— BEGIN MATERIALS PROVIDED —

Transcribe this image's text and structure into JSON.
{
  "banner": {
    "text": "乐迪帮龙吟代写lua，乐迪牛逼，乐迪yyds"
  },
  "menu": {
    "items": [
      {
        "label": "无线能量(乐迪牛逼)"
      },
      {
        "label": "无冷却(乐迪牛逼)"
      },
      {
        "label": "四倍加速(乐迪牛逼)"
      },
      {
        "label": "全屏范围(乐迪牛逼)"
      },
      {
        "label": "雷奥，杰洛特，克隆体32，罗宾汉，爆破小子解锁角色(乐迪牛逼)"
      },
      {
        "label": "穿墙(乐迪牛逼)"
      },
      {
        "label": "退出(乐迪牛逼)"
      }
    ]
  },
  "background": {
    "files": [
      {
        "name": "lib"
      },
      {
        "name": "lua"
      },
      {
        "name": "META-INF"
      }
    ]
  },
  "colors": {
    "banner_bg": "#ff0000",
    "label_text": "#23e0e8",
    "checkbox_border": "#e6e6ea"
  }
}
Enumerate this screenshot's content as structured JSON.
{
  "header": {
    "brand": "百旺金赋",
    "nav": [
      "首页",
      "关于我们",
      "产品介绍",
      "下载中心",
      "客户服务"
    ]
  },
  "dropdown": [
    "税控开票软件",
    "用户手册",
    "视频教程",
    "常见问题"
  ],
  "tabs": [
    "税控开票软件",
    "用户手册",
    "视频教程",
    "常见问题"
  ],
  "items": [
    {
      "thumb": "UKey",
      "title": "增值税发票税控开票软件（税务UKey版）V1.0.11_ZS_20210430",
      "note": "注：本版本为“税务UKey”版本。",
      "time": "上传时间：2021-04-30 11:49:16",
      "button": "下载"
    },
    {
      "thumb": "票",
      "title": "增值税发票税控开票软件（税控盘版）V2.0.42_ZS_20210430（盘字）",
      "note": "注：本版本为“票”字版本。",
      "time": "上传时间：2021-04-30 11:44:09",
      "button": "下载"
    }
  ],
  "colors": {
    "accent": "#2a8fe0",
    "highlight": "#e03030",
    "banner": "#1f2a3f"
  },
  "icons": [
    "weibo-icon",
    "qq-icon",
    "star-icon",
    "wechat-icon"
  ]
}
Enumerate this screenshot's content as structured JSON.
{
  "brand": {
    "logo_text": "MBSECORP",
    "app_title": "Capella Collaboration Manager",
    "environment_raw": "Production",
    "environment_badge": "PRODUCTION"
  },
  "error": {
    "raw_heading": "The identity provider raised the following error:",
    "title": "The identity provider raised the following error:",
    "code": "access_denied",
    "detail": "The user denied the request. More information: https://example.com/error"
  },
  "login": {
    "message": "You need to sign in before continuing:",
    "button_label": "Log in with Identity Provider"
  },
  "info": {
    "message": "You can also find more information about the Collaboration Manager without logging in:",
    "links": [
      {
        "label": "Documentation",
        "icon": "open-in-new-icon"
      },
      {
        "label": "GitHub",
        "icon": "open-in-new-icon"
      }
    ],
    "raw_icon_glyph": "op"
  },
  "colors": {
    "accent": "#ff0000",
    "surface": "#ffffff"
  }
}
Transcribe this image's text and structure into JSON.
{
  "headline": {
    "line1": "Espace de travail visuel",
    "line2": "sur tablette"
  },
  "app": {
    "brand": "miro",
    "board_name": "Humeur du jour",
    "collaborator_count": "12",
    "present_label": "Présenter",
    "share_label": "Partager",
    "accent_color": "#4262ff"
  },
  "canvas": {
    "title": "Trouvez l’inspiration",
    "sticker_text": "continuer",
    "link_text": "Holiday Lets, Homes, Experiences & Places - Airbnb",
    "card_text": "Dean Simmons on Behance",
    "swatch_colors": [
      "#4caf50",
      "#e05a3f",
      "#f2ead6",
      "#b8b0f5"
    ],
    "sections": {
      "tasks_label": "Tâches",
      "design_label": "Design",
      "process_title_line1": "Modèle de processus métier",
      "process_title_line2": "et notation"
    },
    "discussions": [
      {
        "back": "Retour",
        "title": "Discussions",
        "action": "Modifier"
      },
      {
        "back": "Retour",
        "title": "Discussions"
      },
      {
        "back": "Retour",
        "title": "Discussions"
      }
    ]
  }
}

— END MATERIALS PROVIDED —

### WRITTEN TASK
Print every line of the records exactly. Omit nothing.

### RESULT OF THIS TASK
Transcribe this image's text and structure into JSON.
{
  "banner": {
    "text": "乐迪帮龙吟代写lua，乐迪牛逼，乐迪yyds"
  },
  "menu": {
    "items": [
      {
        "label": "无线能量(乐迪牛逼)"
      },
      {
        "label": "无冷却(乐迪牛逼)"
      },
      {
        "label": "四倍加速(乐迪牛逼)"
      },
      {
        "label": "全屏范围(乐迪牛逼)"
      },
      {
        "label": "雷奥，杰洛特，克隆体32，罗宾汉，爆破小子解锁角色(乐迪牛逼)"
      },
      {
        "label": "穿墙(乐迪牛逼)"
      },
      {
        "label": "退出(乐迪牛逼)"
      }
    ]
  },
  "background": {
    "files": [
      {
        "name": "lib"
      },
      {
        "name": "lua"
      },
      {
        "name": "META-INF"
      }
    ]
  },
  "colors": {
    "banner_bg": "#ff0000",
    "label_text": "#23e0e8",
    "checkbox_border": "#e6e6ea"
  }
}
Enumerate this screenshot's content as structured JSON.
{
  "header": {
    "brand": "百旺金赋",
    "nav": [
      "首页",
      "关于我们",
      "产品介绍",
      "下载中心",
      "客户服务"
    ]
  },
  "dropdown": [
    "税控开票软件",
    "用户手册",
    "视频教程",
    "常见问题"
  ],
  "tabs": [
    "税控开票软件",
    "用户手册",
    "视频教程",
    "常见问题"
  ],
  "items": [
    {
      "thumb": "UKey",
      "title": "增值税发票税控开票软件（税务UKey版）V1.0.11_ZS_20210430",
      "note": "注：本版本为“税务UKey”版本。",
      "time": "上传时间：2021-04-30 11:49:16",
      "button": "下载"
    },
    {
      "thumb": "票",
      "title": "增值税发票税控开票软件（税控盘版）V2.0.42_ZS_20210430（盘字）",
      "note": "注：本版本为“票”字版本。",
      "time": "上传时间：2021-04-30 11:44:09",
      "button": "下载"
    }
  ],
  "colors": {
    "accent": "#2a8fe0",
    "highlight": "#e03030",
    "banner": "#1f2a3f"
  },
  "icons": [
    "weibo-icon",
    "qq-icon",
    "star-icon",
    "wechat-icon"
  ]
}
Enumerate this screenshot's content as structured JSON.
{
  "brand": {
    "logo_text": "MBSECORP",
    "app_title": "Capella Collaboration Manager",
    "environment_raw": "Production",
    "environment_badge": "PRODUCTION"
  },
  "error": {
    "raw_heading": "The identity provider raised the following error:",
    "title": "The identity provider raised the following error:",
    "code": "access_denied",
    "detail": "The user denied the request. More information: https://example.com/error"
  },
  "login": {
    "message": "You need to sign in before continuing:",
    "button_label": "Log in with Identity Provider"
  },
  "info": {
    "message": "You can also find more information about the Collaboration Manager without logging in:",
    "links": [
      {
        "label": "Documentation",
        "icon": "open-in-new-icon"
      },
      {
        "label": "GitHub",
        "icon": "open-in-new-icon"
      }
    ],
    "raw_icon_glyph": "op"
  },
  "colors": {
    "accent": "#ff0000",
    "surface": "#ffffff"
  }
}
Transcribe this image's text and structure into JSON.
{
  "headline": {
    "line1": "Espace de travail visuel",
    "line2": "sur tablette"
  },
  "app": {
    "brand": "miro",
    "board_name": "Humeur du jour",
    "collaborator_count": "12",
    "present_label": "Présenter",
    "share_label": "Partager",
    "accent_color": "#4262ff"
  },
  "canvas": {
    "title": "Trouvez l’inspiration",
    "sticker_text": "continuer",
    "link_text": "Holiday Lets, Homes, Experiences & Places - Airbnb",
    "card_text": "Dean Simmons on Behance",
    "swatch_colors": [
      "#4caf50",
      "#e05a3f",
      "#f2ead6",
      "#b8b0f5"
    ],
    "sections": {
      "tasks_label": "Tâches",
      "design_label": "Design",
      "process_title_line1": "Modèle de processus métier",
      "process_title_line2": "et notation"
    },
    "discussions": [
      {
        "back": "Retour",
        "title": "Discussions",
        "action": "Modifier"
      },
      {
        "back": "Retour",
        "title": "Discussions"
      },
      {
        "back": "Retour",
        "title": "Discussions"
      }
    ]
  }
}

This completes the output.